▶ GIVEN REQUEST: Take each line that has the word "JSON" and return it.

··· INFORMATION PROVIDED

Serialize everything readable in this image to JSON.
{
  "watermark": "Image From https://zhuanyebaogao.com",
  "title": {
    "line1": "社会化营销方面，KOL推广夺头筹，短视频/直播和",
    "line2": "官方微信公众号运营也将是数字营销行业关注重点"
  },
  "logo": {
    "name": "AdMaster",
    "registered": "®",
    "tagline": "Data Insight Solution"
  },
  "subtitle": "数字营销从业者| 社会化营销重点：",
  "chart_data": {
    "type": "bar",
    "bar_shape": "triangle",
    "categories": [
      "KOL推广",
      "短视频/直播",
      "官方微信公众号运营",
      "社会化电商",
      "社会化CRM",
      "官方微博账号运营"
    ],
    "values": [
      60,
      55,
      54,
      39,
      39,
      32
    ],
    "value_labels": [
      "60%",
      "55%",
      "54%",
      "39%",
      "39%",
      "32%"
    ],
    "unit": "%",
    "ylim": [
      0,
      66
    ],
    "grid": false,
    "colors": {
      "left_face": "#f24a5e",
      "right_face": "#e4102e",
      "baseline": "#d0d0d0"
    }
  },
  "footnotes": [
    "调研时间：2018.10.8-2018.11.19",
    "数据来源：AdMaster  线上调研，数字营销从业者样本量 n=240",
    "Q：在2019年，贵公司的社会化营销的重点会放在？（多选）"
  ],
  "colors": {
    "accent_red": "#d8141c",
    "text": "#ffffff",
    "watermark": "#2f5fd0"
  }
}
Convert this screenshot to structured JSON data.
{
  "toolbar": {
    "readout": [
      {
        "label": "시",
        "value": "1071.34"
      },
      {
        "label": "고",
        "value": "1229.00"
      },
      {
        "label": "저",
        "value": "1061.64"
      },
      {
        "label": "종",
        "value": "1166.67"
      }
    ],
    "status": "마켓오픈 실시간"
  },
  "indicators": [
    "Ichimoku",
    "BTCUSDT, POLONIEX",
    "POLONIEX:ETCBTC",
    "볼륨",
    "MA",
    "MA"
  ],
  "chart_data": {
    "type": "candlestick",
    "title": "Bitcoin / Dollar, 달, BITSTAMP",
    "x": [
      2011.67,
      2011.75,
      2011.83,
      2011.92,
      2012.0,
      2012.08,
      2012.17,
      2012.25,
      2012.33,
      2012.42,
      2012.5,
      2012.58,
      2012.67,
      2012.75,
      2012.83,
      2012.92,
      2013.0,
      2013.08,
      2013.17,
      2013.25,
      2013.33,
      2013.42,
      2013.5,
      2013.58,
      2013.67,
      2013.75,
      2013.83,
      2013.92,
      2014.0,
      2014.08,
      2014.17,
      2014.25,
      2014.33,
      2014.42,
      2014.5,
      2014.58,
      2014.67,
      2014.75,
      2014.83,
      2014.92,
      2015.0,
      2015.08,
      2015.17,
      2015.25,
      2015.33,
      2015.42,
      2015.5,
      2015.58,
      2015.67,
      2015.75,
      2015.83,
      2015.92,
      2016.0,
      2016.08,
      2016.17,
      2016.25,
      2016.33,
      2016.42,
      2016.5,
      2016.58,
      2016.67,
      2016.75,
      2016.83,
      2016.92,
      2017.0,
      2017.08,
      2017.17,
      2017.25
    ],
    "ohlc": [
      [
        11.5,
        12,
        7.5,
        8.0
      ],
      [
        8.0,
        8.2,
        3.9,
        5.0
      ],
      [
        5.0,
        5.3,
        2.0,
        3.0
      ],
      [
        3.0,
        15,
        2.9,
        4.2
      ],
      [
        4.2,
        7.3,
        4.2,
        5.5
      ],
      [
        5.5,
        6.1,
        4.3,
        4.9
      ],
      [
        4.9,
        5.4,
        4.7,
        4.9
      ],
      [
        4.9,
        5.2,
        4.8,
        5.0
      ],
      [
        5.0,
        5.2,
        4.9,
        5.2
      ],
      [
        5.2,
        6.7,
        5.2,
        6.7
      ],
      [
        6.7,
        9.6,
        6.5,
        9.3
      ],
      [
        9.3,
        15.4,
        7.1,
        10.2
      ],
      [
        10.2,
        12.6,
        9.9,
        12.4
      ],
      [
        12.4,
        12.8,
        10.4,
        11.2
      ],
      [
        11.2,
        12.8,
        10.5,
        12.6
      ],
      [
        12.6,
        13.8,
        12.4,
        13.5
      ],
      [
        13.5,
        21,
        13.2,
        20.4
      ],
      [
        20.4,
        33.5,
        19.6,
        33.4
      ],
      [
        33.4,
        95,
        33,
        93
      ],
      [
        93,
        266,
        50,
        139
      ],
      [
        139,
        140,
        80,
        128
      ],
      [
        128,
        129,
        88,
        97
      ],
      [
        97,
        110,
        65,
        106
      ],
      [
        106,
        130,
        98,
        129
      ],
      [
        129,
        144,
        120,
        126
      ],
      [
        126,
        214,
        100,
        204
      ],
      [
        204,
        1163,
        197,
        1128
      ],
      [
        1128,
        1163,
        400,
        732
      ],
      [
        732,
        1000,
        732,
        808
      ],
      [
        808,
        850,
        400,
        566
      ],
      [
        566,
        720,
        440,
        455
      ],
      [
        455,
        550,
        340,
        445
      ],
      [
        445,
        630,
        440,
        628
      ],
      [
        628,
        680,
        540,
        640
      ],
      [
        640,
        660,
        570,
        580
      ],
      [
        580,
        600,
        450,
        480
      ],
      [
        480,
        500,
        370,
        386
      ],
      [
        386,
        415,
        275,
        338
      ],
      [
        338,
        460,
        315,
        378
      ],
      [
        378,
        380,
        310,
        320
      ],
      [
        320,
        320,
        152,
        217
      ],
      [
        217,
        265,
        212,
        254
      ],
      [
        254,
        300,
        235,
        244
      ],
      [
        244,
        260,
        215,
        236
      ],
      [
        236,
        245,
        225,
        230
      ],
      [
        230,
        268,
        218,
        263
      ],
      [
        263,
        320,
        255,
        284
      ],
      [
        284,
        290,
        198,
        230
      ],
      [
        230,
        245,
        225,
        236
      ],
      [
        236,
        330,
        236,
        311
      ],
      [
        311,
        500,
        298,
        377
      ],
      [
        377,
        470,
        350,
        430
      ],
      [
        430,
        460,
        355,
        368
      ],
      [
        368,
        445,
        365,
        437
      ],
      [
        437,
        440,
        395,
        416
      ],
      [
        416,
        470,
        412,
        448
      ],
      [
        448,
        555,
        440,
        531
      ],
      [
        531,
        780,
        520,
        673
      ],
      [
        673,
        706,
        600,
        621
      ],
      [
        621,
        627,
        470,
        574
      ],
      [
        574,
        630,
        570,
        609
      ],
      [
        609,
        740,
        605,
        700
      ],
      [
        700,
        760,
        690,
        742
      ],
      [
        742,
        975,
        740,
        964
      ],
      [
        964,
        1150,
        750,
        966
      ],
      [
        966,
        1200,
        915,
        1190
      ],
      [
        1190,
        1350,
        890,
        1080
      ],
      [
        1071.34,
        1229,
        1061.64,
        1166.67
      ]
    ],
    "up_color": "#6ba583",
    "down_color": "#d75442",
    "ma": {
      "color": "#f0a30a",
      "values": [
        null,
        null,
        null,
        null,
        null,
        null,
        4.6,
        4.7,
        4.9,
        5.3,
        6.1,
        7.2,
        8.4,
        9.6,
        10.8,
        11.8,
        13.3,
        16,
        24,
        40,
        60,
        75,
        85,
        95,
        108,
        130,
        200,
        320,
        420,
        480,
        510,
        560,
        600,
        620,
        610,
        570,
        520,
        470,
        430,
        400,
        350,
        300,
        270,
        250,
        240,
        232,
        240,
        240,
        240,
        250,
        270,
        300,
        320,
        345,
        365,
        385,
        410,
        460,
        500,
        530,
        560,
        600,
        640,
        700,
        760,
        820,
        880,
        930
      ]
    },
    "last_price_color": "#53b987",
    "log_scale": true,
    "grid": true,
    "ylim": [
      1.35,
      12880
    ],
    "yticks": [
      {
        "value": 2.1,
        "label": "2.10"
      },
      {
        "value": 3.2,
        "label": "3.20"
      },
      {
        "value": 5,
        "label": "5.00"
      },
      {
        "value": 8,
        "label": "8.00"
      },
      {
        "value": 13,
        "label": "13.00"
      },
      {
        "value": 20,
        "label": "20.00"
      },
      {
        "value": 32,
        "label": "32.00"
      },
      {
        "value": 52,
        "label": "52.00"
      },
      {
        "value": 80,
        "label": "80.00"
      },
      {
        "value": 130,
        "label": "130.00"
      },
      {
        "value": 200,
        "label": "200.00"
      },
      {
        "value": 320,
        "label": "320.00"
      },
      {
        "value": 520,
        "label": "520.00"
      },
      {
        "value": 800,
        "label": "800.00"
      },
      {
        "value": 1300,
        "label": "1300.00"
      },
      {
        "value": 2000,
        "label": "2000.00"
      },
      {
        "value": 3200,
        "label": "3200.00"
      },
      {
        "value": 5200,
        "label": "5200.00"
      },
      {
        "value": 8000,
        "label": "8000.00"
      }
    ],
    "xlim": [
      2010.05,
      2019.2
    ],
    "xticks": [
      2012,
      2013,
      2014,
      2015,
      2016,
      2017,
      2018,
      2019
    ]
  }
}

······

▶ FINAL ANSWER:
Serialize everything readable in this image to JSON.
Convert this screenshot to structured JSON data.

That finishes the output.